### WORK TO COMPLETE
Filter the data for lines with the word "MİDA", then copy every line so identified.
────────────────────
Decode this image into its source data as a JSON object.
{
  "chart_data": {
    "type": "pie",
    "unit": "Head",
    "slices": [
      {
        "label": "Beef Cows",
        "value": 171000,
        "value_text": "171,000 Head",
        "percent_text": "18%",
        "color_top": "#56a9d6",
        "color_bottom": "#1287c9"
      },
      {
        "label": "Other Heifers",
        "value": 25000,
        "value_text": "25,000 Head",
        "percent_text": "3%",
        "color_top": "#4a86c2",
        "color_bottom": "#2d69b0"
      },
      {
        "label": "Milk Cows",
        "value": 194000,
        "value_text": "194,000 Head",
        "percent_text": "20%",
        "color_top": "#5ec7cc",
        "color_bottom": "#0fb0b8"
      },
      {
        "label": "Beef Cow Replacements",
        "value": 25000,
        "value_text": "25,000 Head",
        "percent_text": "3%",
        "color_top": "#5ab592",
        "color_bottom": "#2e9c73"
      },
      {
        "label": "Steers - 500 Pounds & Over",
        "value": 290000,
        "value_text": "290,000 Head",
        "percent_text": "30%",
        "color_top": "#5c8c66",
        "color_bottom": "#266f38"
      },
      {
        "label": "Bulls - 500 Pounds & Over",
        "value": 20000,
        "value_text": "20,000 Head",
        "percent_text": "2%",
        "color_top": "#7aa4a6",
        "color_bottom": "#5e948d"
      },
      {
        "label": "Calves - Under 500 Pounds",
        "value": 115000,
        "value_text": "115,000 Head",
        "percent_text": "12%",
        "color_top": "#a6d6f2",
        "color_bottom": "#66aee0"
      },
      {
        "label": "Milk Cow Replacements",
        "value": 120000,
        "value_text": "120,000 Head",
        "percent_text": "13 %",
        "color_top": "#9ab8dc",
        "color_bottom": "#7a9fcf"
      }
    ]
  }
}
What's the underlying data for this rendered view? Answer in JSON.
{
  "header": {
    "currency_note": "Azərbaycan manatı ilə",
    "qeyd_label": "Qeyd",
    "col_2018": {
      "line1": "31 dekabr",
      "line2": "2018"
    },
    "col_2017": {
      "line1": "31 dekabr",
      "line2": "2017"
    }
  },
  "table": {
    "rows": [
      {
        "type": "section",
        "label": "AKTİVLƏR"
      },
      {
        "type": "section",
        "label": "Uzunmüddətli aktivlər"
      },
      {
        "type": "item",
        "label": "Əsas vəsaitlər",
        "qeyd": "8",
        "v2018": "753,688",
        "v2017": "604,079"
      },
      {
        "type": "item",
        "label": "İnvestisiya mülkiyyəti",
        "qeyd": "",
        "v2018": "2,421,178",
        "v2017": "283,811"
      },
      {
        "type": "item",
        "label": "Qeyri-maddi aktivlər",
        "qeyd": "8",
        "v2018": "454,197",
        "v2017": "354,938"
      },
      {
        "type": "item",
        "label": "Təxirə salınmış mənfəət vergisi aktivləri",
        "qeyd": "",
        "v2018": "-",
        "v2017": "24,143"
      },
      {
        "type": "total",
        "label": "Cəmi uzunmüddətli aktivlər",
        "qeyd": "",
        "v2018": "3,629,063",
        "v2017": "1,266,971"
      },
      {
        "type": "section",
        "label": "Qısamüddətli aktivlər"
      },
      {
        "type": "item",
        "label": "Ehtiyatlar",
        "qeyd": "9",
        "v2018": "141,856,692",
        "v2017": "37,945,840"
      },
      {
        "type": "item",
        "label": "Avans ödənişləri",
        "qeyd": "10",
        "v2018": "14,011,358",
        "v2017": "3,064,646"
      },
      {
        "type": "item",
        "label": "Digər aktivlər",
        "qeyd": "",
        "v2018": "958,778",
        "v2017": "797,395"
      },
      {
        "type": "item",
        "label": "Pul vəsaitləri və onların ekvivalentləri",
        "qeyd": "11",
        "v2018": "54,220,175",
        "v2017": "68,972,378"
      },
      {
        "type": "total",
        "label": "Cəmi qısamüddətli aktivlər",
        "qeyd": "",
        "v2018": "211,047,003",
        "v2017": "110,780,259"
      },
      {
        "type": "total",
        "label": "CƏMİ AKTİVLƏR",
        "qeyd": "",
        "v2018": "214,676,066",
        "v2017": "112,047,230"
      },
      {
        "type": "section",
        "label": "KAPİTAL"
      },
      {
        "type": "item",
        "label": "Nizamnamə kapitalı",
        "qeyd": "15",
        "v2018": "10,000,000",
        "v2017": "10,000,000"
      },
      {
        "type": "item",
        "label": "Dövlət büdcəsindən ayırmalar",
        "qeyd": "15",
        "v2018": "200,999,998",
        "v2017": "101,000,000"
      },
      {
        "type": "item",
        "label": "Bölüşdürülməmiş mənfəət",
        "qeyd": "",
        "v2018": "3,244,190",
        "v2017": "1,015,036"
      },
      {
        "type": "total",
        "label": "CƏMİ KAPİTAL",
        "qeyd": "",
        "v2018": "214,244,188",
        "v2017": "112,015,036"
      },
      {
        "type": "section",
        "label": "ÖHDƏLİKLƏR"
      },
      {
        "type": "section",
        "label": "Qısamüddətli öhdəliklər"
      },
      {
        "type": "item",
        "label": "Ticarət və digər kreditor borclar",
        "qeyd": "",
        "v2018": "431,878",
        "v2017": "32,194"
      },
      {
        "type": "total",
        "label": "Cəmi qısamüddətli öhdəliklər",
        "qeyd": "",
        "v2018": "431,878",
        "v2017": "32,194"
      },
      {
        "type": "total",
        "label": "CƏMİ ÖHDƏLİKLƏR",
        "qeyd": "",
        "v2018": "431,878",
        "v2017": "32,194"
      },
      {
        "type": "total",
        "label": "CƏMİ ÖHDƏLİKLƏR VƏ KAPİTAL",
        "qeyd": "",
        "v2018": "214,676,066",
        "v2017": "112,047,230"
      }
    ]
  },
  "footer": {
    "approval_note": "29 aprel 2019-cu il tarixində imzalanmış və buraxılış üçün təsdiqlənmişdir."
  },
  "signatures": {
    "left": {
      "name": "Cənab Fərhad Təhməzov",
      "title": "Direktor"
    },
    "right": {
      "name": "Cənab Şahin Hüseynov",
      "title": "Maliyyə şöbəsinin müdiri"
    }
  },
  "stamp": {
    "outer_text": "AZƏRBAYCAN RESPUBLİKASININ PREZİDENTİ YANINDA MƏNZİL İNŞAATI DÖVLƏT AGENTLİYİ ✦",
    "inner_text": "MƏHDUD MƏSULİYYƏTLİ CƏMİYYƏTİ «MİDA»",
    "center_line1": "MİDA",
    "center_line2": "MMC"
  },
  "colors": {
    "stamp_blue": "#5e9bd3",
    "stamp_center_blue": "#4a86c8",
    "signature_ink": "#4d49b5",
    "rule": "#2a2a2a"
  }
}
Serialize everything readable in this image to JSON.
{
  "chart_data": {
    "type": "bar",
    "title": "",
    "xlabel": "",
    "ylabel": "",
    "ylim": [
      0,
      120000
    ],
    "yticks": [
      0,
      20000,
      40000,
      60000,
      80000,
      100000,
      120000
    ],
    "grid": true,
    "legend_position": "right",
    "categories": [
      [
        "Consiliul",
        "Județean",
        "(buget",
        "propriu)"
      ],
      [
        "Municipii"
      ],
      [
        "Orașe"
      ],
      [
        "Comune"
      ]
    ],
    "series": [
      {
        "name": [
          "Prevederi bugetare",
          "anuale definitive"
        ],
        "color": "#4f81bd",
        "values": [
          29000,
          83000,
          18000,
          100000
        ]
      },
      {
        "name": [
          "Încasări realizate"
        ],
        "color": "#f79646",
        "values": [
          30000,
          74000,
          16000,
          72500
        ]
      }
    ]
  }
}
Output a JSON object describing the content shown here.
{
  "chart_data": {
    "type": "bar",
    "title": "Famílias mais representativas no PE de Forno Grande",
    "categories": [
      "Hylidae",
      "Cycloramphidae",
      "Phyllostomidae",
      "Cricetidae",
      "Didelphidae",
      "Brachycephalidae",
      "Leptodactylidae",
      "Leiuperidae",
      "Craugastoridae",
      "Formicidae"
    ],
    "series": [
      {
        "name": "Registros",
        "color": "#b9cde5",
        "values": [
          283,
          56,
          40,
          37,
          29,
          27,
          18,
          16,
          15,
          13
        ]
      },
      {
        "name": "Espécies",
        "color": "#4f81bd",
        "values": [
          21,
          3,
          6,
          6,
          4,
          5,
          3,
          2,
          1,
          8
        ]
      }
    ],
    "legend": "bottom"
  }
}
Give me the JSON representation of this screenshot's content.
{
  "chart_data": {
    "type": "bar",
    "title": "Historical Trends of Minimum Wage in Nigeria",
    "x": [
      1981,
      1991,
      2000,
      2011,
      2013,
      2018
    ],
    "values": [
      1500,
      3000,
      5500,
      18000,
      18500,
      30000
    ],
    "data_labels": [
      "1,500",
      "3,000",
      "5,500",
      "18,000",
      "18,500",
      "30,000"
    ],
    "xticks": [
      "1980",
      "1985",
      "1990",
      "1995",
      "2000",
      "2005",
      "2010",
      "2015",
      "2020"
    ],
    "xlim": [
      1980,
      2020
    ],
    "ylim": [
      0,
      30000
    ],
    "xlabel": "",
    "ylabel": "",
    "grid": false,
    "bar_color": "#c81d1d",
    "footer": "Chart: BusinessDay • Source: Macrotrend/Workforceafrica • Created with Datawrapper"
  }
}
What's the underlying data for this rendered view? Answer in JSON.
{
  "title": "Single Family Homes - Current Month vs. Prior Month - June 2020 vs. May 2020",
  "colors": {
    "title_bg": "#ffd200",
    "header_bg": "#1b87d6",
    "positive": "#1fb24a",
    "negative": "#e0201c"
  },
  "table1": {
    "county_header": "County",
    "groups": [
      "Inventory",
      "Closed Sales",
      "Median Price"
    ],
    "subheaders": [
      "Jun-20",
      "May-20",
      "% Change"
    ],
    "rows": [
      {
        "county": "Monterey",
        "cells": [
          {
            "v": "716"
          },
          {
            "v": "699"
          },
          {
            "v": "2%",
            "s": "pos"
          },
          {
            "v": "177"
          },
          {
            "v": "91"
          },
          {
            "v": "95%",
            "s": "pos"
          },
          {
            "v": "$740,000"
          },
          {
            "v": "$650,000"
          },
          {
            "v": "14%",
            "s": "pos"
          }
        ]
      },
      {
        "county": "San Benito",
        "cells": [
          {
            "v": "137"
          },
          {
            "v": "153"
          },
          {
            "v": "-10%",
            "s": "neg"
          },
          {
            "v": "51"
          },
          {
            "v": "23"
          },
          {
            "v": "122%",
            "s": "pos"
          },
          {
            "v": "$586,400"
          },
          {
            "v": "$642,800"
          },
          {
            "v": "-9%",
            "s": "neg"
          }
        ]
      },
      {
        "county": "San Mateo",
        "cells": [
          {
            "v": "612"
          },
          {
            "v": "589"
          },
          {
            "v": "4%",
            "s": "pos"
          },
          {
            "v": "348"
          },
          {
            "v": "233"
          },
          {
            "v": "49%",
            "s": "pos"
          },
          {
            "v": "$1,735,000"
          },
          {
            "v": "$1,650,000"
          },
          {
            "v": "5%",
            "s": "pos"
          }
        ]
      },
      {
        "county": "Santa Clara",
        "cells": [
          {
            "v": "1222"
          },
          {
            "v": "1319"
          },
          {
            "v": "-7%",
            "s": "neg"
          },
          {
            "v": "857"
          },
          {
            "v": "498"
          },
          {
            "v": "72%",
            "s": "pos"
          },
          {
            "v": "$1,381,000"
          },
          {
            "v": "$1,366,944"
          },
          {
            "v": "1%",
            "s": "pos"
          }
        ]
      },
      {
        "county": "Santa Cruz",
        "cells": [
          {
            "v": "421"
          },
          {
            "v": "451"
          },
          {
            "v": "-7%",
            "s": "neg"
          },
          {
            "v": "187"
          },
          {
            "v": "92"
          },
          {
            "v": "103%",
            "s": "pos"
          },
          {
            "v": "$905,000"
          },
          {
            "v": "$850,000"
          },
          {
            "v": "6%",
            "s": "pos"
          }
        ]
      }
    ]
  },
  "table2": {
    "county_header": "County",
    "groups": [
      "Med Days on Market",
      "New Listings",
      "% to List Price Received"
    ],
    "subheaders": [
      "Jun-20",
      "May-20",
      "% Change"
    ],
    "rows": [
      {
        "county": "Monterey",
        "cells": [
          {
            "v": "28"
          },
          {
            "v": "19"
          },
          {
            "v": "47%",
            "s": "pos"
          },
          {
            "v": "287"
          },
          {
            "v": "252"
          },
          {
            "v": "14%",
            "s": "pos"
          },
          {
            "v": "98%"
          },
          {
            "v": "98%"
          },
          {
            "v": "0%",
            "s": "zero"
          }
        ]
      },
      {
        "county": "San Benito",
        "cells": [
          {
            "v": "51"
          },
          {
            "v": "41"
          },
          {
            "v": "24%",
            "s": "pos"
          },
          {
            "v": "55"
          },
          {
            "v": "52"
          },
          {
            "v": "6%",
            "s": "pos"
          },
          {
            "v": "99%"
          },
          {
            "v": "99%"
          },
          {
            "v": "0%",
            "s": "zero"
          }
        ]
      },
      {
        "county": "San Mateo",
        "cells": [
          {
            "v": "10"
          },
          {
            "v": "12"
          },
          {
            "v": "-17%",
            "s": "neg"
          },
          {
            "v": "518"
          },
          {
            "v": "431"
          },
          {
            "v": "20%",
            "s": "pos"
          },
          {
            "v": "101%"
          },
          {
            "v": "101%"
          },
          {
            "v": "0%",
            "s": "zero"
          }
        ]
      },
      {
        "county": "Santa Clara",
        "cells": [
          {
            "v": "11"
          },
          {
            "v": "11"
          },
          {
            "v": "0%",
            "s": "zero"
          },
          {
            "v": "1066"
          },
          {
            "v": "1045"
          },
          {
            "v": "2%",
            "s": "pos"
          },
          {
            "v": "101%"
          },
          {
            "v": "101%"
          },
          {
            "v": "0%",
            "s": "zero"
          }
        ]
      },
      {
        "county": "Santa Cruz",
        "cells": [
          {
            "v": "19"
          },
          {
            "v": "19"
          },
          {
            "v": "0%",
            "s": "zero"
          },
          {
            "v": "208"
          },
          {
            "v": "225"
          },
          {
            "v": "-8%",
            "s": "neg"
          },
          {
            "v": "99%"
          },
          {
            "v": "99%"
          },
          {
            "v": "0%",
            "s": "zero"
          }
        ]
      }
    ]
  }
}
────────────────────
### ANSWER BELOW
    "inner_text": "MƏHDUD MƏSULİYYƏTLİ CƏMİYYƏTİ «MİDA»",
    "center_line1": "MİDA",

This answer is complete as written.